Given request: Assemble all lines in which the string "vrid" appears.

Records excerpted from a collection:
________
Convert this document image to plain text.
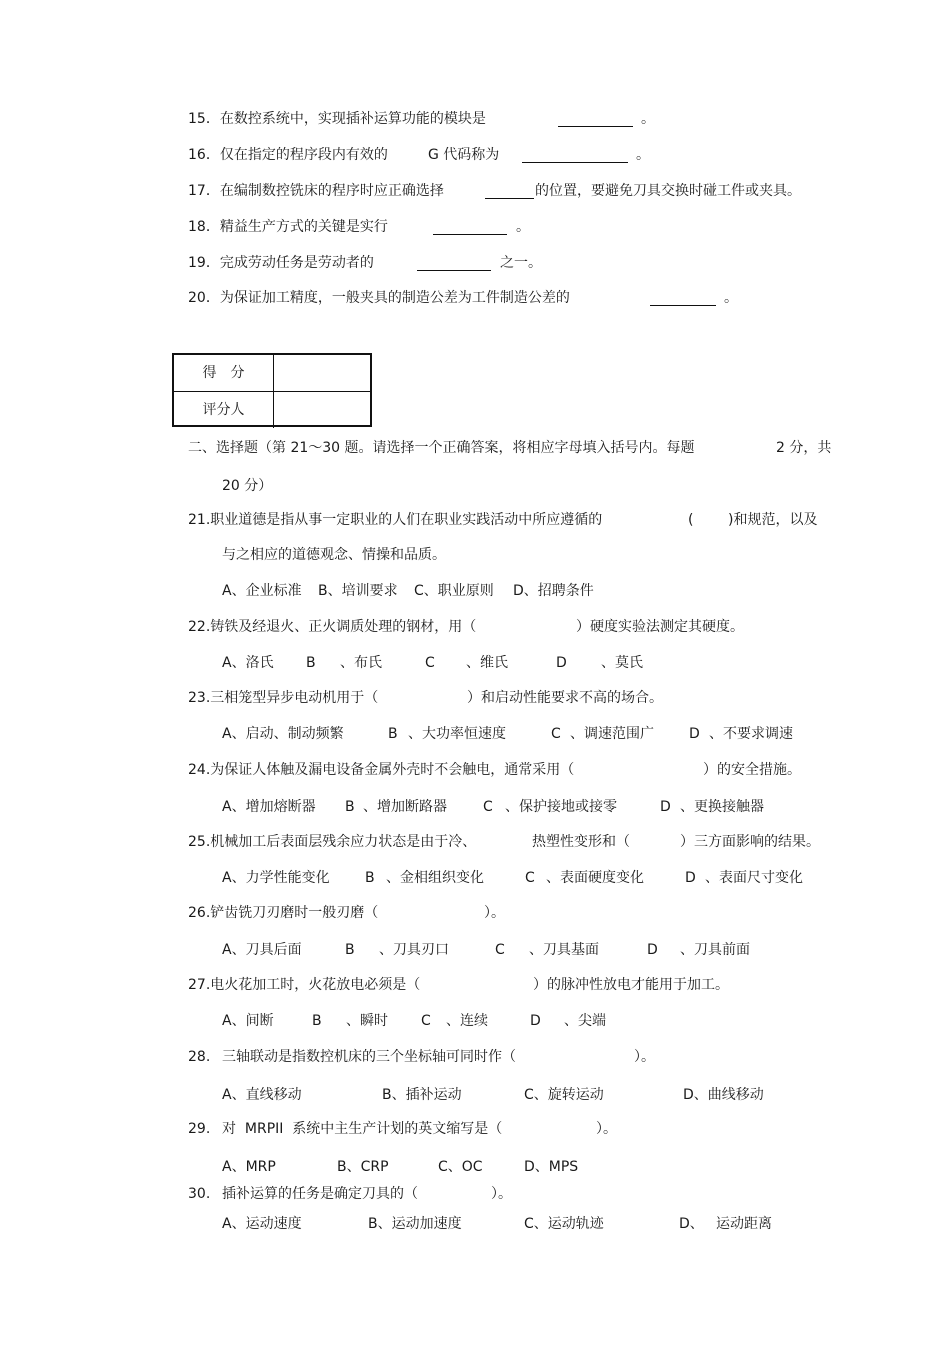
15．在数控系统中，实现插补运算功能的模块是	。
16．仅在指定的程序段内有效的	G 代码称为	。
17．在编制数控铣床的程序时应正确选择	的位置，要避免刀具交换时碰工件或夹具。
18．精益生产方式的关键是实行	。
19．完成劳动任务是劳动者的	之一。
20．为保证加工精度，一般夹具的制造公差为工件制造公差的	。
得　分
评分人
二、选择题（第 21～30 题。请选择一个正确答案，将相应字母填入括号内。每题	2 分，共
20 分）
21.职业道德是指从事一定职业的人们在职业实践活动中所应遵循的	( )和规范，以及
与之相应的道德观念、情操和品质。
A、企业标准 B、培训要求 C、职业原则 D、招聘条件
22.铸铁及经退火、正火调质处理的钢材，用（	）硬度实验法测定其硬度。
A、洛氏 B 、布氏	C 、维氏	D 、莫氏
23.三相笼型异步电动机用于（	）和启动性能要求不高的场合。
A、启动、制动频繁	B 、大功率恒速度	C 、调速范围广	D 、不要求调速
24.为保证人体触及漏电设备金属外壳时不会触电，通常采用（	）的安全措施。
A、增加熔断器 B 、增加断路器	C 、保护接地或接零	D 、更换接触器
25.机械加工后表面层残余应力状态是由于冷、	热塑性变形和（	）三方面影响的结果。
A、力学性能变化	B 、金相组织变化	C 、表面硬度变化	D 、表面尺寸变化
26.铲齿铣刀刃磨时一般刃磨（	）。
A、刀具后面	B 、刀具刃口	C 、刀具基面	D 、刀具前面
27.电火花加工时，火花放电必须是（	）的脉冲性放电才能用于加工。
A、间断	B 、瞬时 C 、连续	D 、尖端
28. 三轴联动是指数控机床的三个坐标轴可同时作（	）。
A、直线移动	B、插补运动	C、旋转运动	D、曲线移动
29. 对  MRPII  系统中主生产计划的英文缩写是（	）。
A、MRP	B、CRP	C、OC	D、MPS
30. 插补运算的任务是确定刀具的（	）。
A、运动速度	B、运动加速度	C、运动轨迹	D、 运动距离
________
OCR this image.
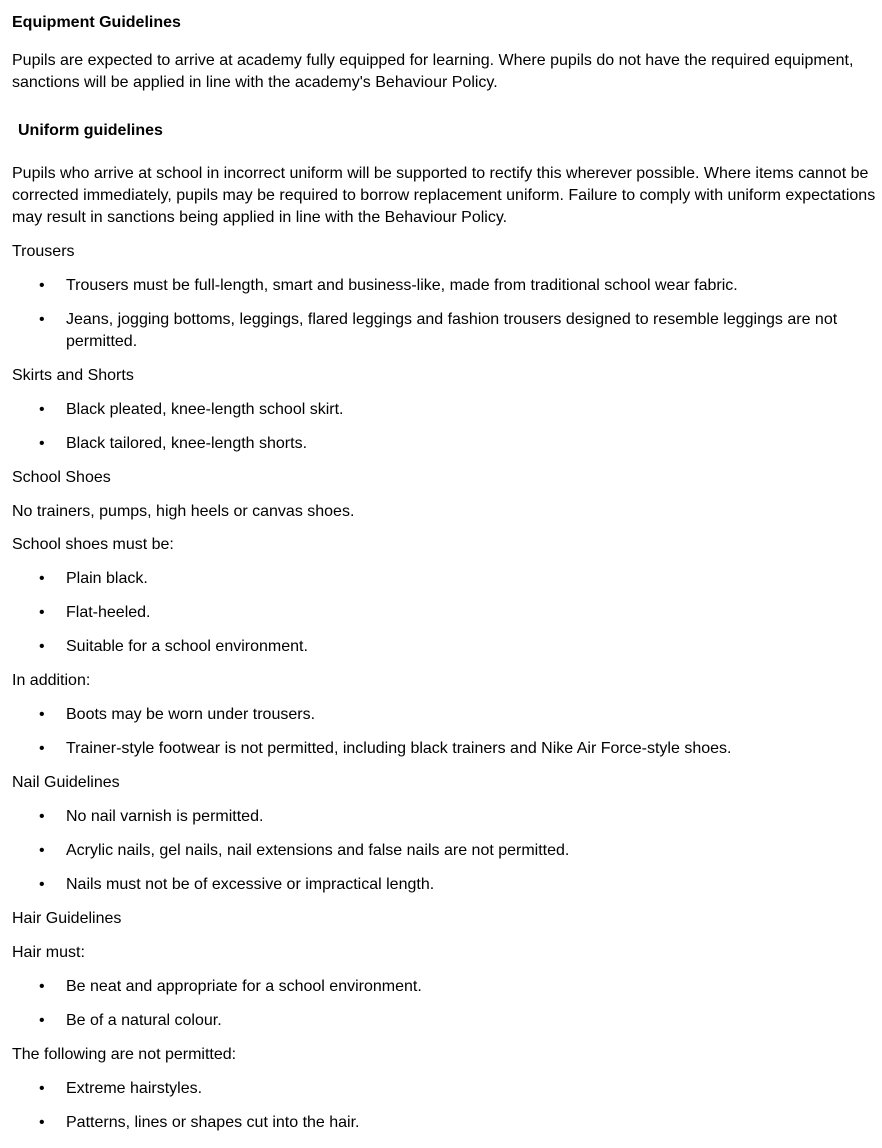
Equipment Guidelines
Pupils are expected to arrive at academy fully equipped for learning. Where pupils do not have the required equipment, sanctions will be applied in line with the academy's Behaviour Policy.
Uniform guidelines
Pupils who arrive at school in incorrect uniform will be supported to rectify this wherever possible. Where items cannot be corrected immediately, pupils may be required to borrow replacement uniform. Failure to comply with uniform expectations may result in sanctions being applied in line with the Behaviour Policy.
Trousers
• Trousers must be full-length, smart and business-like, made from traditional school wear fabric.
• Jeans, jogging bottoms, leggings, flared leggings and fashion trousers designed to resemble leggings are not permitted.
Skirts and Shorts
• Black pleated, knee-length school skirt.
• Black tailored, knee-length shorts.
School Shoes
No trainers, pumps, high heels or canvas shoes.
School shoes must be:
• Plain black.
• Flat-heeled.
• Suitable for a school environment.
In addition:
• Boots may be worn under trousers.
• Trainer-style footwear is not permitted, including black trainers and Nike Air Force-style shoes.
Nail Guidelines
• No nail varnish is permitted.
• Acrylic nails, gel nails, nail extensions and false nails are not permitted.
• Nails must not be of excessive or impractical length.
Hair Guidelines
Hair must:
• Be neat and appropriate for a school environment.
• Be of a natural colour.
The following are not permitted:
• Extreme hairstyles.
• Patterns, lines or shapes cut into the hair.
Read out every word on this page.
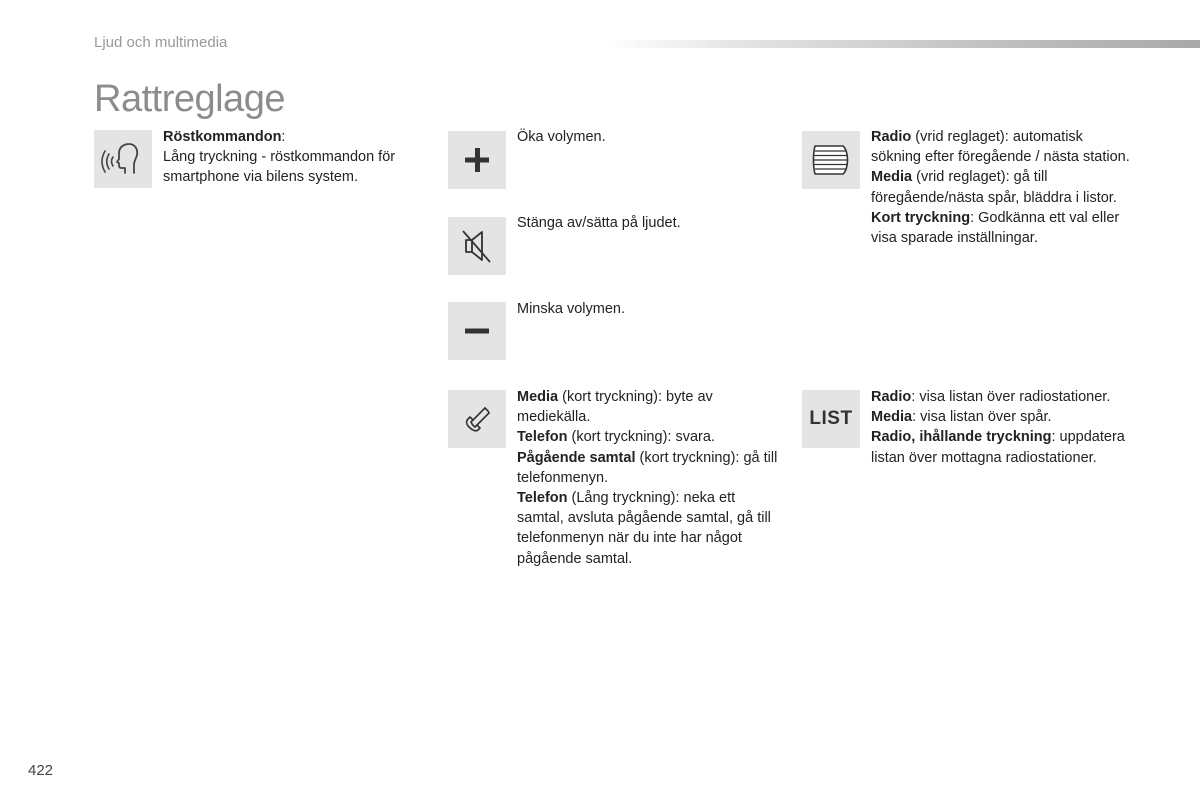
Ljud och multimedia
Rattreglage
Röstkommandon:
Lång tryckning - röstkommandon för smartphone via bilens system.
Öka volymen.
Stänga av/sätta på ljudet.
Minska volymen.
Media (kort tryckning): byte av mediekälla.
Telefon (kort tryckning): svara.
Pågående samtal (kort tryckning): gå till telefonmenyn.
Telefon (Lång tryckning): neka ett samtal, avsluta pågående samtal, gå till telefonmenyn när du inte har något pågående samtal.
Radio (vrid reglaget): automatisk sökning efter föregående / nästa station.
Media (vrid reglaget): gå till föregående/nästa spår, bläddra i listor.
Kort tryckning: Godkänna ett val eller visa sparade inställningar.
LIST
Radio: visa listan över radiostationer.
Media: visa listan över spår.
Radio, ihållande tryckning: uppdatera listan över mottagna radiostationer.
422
________
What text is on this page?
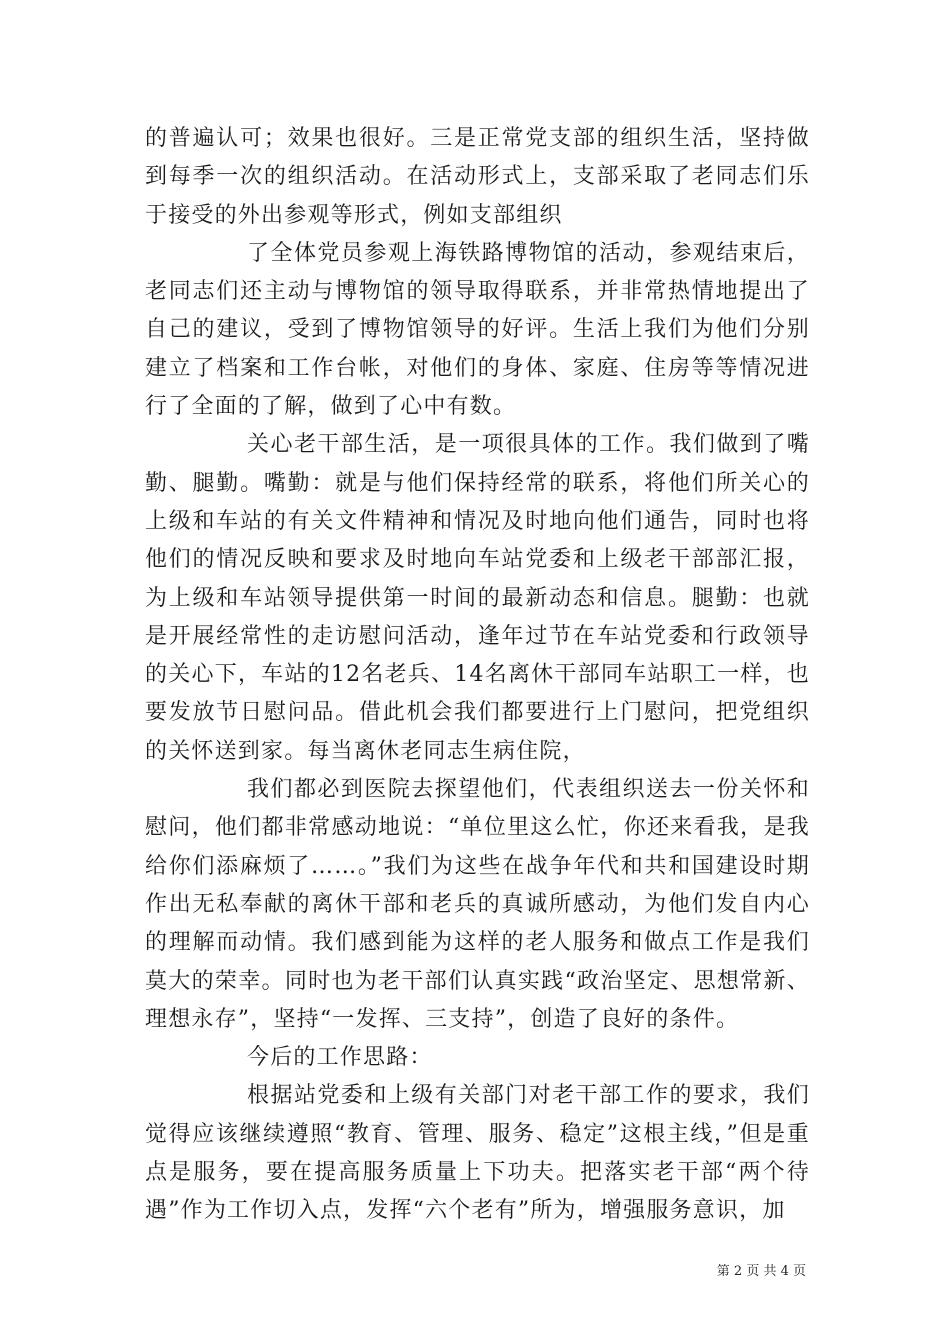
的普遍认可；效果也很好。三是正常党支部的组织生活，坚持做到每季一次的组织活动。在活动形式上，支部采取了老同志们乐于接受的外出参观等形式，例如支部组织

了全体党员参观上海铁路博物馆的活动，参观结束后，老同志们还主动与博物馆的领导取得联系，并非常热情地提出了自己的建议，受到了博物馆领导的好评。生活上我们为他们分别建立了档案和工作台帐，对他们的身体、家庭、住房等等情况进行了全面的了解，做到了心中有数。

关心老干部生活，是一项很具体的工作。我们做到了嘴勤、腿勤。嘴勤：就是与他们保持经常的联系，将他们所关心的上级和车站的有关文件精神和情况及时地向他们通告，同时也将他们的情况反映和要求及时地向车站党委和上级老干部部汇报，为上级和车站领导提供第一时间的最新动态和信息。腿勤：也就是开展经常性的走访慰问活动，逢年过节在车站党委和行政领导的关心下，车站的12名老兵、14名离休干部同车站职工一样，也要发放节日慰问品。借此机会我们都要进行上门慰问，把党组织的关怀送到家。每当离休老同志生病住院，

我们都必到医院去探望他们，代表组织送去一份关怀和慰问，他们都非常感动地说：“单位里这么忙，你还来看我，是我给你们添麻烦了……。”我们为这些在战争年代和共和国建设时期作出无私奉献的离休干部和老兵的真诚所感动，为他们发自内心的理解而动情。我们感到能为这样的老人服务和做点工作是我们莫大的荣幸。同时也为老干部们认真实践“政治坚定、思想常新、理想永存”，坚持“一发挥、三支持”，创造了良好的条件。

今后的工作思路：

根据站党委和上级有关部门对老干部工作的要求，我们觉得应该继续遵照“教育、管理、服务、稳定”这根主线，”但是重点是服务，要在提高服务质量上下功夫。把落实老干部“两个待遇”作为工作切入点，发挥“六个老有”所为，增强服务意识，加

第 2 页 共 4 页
________
Exercise answer:
Radio (vrid reglaget): automatisk sökning efter föregående / nästa station.
Media (vrid reglaget): gå till föregående/nästa spår, bläddra i listor.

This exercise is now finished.